[Source data]
—————
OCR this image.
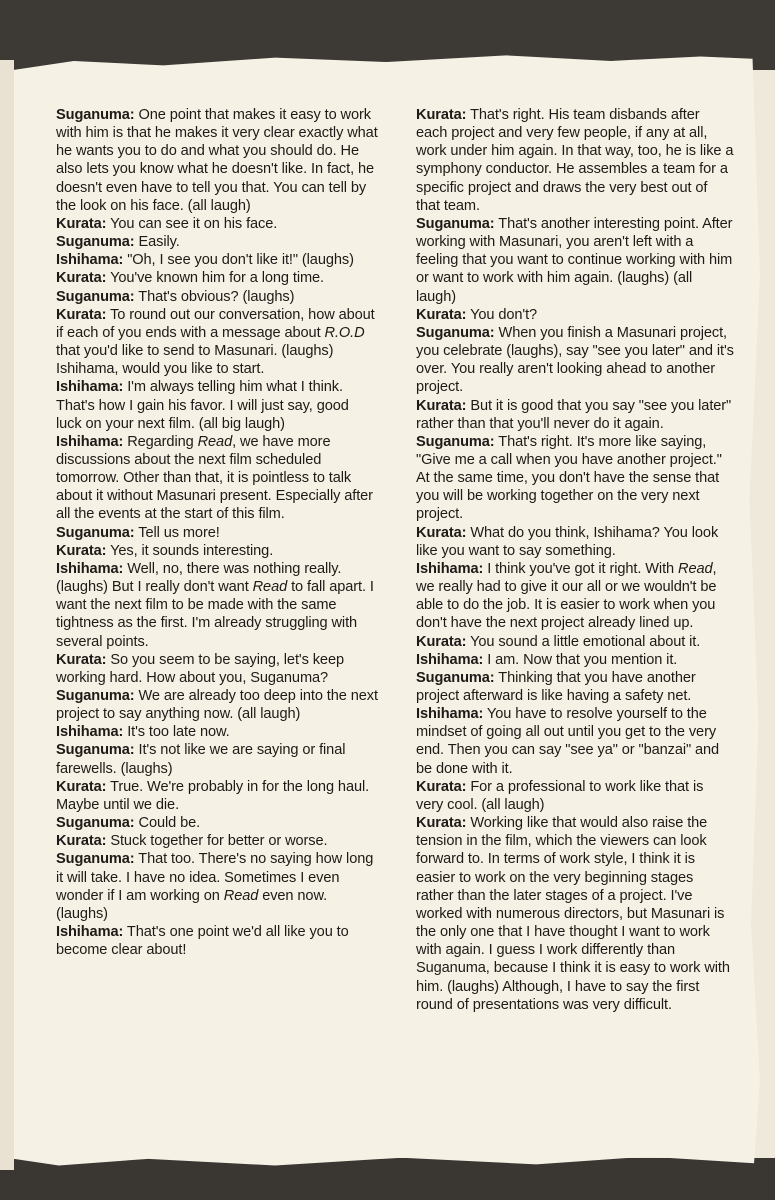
Suganuma: One point that makes it easy to work with him is that he makes it very clear exactly what he wants you to do and what you should do. He also lets you know what he doesn't like. In fact, he doesn't even have to tell you that. You can tell by the look on his face. (all laugh)

Kurata: You can see it on his face.

Suganuma: Easily.

Ishihama: "Oh, I see you don't like it!" (laughs)

Kurata: You've known him for a long time.

Suganuma: That's obvious? (laughs)

Kurata: To round out our conversation, how about if each of you ends with a message about R.O.D that you'd like to send to Masunari. (laughs) Ishihama, would you like to start.

Ishihama: I'm always telling him what I think. That's how I gain his favor. I will just say, good luck on your next film. (all big laugh)

Ishihama: Regarding Read, we have more discussions about the next film scheduled tomorrow. Other than that, it is pointless to talk about it without Masunari present. Especially after all the events at the start of this film.

Suganuma: Tell us more!

Kurata: Yes, it sounds interesting.

Ishihama: Well, no, there was nothing really. (laughs) But I really don't want Read to fall apart. I want the next film to be made with the same tightness as the first. I'm already struggling with several points.

Kurata: So you seem to be saying, let's keep working hard. How about you, Suganuma?

Suganuma: We are already too deep into the next project to say anything now. (all laugh)

Ishihama: It's too late now.

Suganuma: It's not like we are saying or final farewells. (laughs)

Kurata: True. We're probably in for the long haul. Maybe until we die.

Suganuma: Could be.

Kurata: Stuck together for better or worse.

Suganuma: That too. There's no saying how long it will take. I have no idea. Sometimes I even wonder if I am working on Read even now. (laughs)

Ishihama: That's one point we'd all like you to become clear about!

Kurata: That's right. His team disbands after each project and very few people, if any at all, work under him again. In that way, too, he is like a symphony conductor. He assembles a team for a specific project and draws the very best out of that team.

Suganuma: That's another interesting point. After working with Masunari, you aren't left with a feeling that you want to continue working with him or want to work with him again. (laughs) (all laugh)

Kurata: You don't?

Suganuma: When you finish a Masunari project, you celebrate (laughs), say "see you later" and it's over. You really aren't looking ahead to another project.

Kurata: But it is good that you say "see you later" rather than that you'll never do it again.

Suganuma: That's right. It's more like saying, "Give me a call when you have another project." At the same time, you don't have the sense that you will be working together on the very next project.

Kurata: What do you think, Ishihama? You look like you want to say something.

Ishihama: I think you've got it right. With Read, we really had to give it our all or we wouldn't be able to do the job. It is easier to work when you don't have the next project already lined up.

Kurata: You sound a little emotional about it.

Ishihama: I am. Now that you mention it.

Suganuma: Thinking that you have another project afterward is like having a safety net.

Ishihama: You have to resolve yourself to the mindset of going all out until you get to the very end. Then you can say "see ya" or "banzai" and be done with it.

Kurata: For a professional to work like that is very cool. (all laugh)

Kurata: Working like that would also raise the tension in the film, which the viewers can look forward to. In terms of work style, I think it is easier to work on the very beginning stages rather than the later stages of a project. I've worked with numerous directors, but Masunari is the only one that I have thought I want to work with again. I guess I work differently than Suganuma, because I think it is easy to work with him. (laughs) Although, I have to say the first round of presentations was very difficult.
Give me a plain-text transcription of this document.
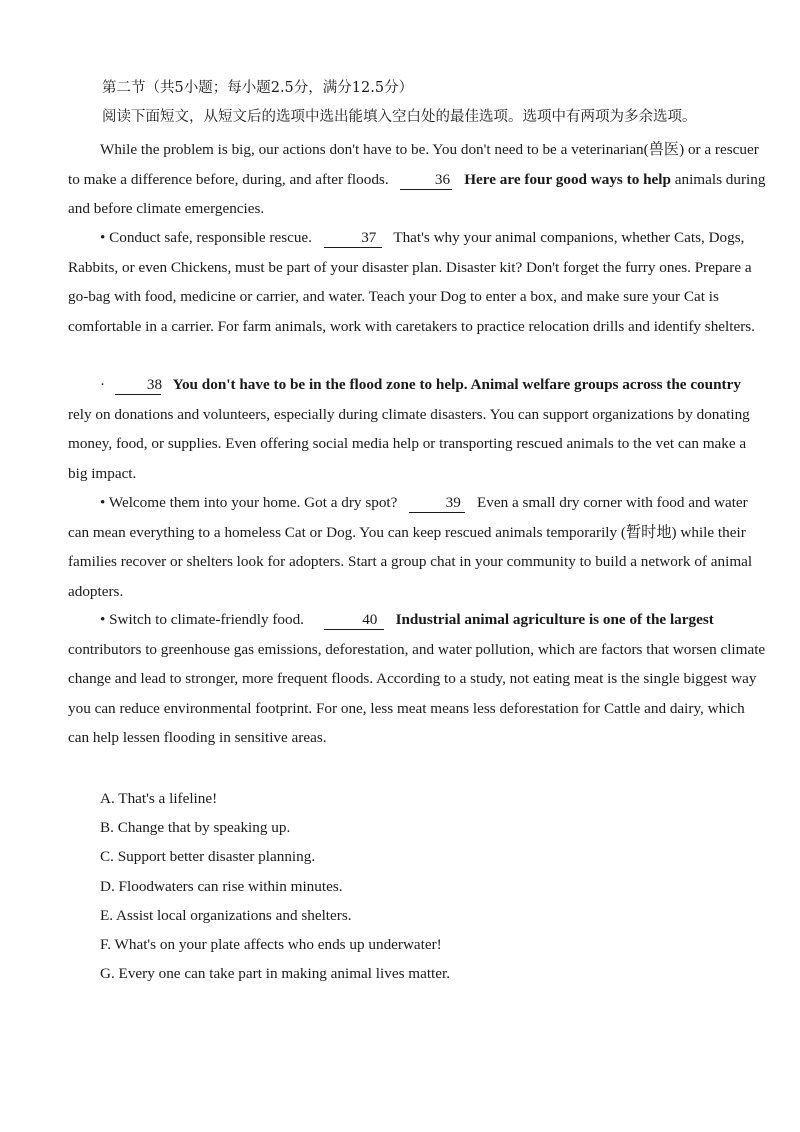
第二节（共5小题；每小题2.5分，满分12.5分）
阅读下面短文，从短文后的选项中选出能填入空白处的最佳选项。选项中有两项为多余选项。

While the problem is big, our actions don't have to be. You don't need to be a veterinarian(兽医) or a rescuer to make a difference before, during, and after floods.	36 Here are four good ways to help animals during and before climate emergencies.

• Conduct safe, responsible rescue.	37 That's why your animal companions, whether Cats, Dogs, Rabbits, or even Chickens, must be part of your disaster plan. Disaster kit? Don't forget the furry ones. Prepare a go-bag with food, medicine or carrier, and water. Teach your Dog to enter a box, and make sure your Cat is comfortable in a carrier. For farm animals, work with caretakers to practice relocation drills and identify shelters.

·	38 You don't have to be in the flood zone to help. Animal welfare groups across the country rely on donations and volunteers, especially during climate disasters. You can support organizations by donating money, food, or supplies. Even offering social media help or transporting rescued animals to the vet can make a big impact.

• Welcome them into your home. Got a dry spot?	39 Even a small dry corner with food and water can mean everything to a homeless Cat or Dog. You can keep rescued animals temporarily (暂时地) while their families recover or shelters look for adopters. Start a group chat in your community to build a network of animal adopters.

• Switch to climate-friendly food.	40 Industrial animal agriculture is one of the largest contributors to greenhouse gas emissions, deforestation, and water pollution, which are factors that worsen climate change and lead to stronger, more frequent floods. According to a study, not eating meat is the single biggest way you can reduce environmental footprint. For one, less meat means less deforestation for Cattle and dairy, which can help lessen flooding in sensitive areas.

A. That's a lifeline!
B. Change that by speaking up.
C. Support better disaster planning.
D. Floodwaters can rise within minutes.
E. Assist local organizations and shelters.
F. What's on your plate affects who ends up underwater!
G. Every one can take part in making animal lives matter.
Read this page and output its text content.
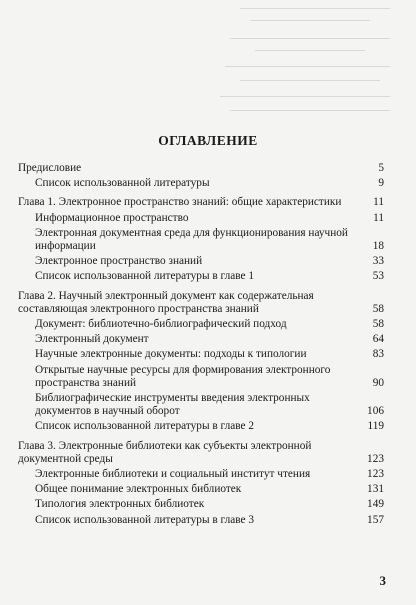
ОГЛАВЛЕНИЕ
Предисловие	5
Список использованной литературы	9
Глава 1. Электронное пространство знаний: общие характеристики	11
Информационное пространство	11
Электронная документная среда для функционирования научной информации	18
Электронное пространство знаний	33
Список использованной литературы в главе 1	53
Глава 2. Научный электронный документ как содержательная составляющая электронного пространства знаний	58
Документ: библиотечно-библиографический подход	58
Электронный документ	64
Научные электронные документы: подходы к типологии	83
Открытые научные ресурсы для формирования электронного пространства знаний	90
Библиографические инструменты введения электронных документов в научный оборот	106
Список использованной литературы в главе 2	119
Глава 3. Электронные библиотеки как субъекты электронной документной среды	123
Электронные библиотеки и социальный институт чтения	123
Общее понимание электронных библиотек	131
Типология электронных библиотек	149
Список использованной литературы в главе 3	157
3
—————
Your task: Pick out each line in the material containing "saying".

Output for this exercise:
Kurata: So you seem to be saying, let's keep working hard. How about you, Suganuma?
Suganuma: It's not like we are saying or final farewells. (laughs)
Suganuma: That too. There's no saying how long it will take. I have no idea. Sometimes I even wonder if I am working on Read even now. (laughs)
Suganuma: That's right. It's more like saying, "Give me a call when you have another project." At the same time, you don't have the sense that you will be working together on the very next project.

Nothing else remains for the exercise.